__Material__.
^^^^^^^^^^^^^^^^
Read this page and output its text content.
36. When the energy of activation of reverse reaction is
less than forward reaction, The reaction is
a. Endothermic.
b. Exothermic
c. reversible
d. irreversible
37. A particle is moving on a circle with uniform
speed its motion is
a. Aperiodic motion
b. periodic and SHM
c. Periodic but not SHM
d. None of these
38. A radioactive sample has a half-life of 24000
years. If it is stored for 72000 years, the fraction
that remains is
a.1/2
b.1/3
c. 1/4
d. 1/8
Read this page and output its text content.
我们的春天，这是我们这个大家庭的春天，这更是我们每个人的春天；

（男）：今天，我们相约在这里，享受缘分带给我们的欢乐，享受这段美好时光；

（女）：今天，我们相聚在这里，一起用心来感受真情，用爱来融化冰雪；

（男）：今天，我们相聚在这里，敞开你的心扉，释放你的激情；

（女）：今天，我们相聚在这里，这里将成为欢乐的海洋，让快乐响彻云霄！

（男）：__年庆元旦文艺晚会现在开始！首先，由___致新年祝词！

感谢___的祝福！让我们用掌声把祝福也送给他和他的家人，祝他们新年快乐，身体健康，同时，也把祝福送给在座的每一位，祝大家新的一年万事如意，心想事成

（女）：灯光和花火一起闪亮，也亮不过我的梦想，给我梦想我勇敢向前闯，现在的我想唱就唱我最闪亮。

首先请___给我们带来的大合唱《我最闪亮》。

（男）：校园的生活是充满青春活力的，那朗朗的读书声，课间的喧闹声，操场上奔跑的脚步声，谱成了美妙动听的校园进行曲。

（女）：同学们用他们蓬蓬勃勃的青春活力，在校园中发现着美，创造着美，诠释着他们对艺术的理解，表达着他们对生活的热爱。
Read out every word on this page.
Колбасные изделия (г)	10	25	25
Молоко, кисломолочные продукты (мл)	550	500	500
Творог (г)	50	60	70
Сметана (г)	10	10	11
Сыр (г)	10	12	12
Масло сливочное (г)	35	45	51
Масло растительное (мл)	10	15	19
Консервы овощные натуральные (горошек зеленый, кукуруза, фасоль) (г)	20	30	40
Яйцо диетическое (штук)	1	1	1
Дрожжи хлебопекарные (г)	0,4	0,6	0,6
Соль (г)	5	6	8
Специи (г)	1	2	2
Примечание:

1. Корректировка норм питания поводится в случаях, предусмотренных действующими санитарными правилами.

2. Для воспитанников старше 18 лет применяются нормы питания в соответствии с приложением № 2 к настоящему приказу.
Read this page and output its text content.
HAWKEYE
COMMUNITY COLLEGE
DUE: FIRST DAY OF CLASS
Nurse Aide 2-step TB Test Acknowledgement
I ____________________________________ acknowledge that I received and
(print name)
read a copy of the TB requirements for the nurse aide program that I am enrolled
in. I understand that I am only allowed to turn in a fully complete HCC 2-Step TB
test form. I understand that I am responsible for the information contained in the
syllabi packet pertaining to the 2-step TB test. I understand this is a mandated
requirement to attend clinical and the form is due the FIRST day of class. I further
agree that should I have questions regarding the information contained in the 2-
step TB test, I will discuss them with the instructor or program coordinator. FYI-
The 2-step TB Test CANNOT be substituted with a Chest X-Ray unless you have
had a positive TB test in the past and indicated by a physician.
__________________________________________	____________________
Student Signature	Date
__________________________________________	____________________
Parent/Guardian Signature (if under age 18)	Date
^^^^^^^^^^^^^^^^
__What to do__.
Transcribe the whole listing exactly.

__Reply__.
Read this page and output its text content.
36. When the energy of activation of reverse reaction is
less than forward reaction, The reaction is
a. Endothermic.
b. Exothermic
c. reversible
d. irreversible
37. A particle is moving on a circle with uniform
speed its motion is
a. Aperiodic motion
b. periodic and SHM
c. Periodic but not SHM
d. None of these
38. A radioactive sample has a half-life of 24000
years. If it is stored for 72000 years, the fraction
that remains is
a.1/2
b.1/3
c. 1/4
d. 1/8
Read this page and output its text content.
我们的春天，这是我们这个大家庭的春天，这更是我们每个人的春天；

（男）：今天，我们相约在这里，享受缘分带给我们的欢乐，享受这段美好时光；

（女）：今天，我们相聚在这里，一起用心来感受真情，用爱来融化冰雪；

（男）：今天，我们相聚在这里，敞开你的心扉，释放你的激情；

（女）：今天，我们相聚在这里，这里将成为欢乐的海洋，让快乐响彻云霄！

（男）：__年庆元旦文艺晚会现在开始！首先，由___致新年祝词！

感谢___的祝福！让我们用掌声把祝福也送给他和他的家人，祝他们新年快乐，身体健康，同时，也把祝福送给在座的每一位，祝大家新的一年万事如意，心想事成

（女）：灯光和花火一起闪亮，也亮不过我的梦想，给我梦想我勇敢向前闯，现在的我想唱就唱我最闪亮。

首先请___给我们带来的大合唱《我最闪亮》。

（男）：校园的生活是充满青春活力的，那朗朗的读书声，课间的喧闹声，操场上奔跑的脚步声，谱成了美妙动听的校园进行曲。

（女）：同学们用他们蓬蓬勃勃的青春活力，在校园中发现着美，创造着美，诠释着他们对艺术的理解，表达着他们对生活的热爱。
Read out every word on this page.
Колбасные изделия (г)	10	25	25
Молоко, кисломолочные продукты (мл)	550	500	500
Творог (г)	50	60	70
Сметана (г)	10	10	11
Сыр (г)	10	12	12
Масло сливочное (г)	35	45	51
Масло растительное (мл)	10	15	19
Консервы овощные натуральные (горошек зеленый, кукуруза, фасоль) (г)	20	30	40
Яйцо диетическое (штук)	1	1	1
Дрожжи хлебопекарные (г)	0,4	0,6	0,6
Соль (г)	5	6	8
Специи (г)	1	2	2
Примечание:

1. Корректировка норм питания поводится в случаях, предусмотренных действующими санитарными правилами.

2. Для воспитанников старше 18 лет применяются нормы питания в соответствии с приложением № 2 к настоящему приказу.
Read this page and output its text content.
HAWKEYE
COMMUNITY COLLEGE
DUE: FIRST DAY OF CLASS
Nurse Aide 2-step TB Test Acknowledgement
I ____________________________________ acknowledge that I received and
(print name)
read a copy of the TB requirements for the nurse aide program that I am enrolled
in. I understand that I am only allowed to turn in a fully complete HCC 2-Step TB
test form. I understand that I am responsible for the information contained in the
syllabi packet pertaining to the 2-step TB test. I understand this is a mandated
requirement to attend clinical and the form is due the FIRST day of class. I further
agree that should I have questions regarding the information contained in the 2-
step TB test, I will discuss them with the instructor or program coordinator. FYI-
The 2-step TB Test CANNOT be substituted with a Chest X-Ray unless you have
had a positive TB test in the past and indicated by a physician.
__________________________________________	____________________
Student Signature	Date
__________________________________________	____________________
Parent/Guardian Signature (if under age 18)	Date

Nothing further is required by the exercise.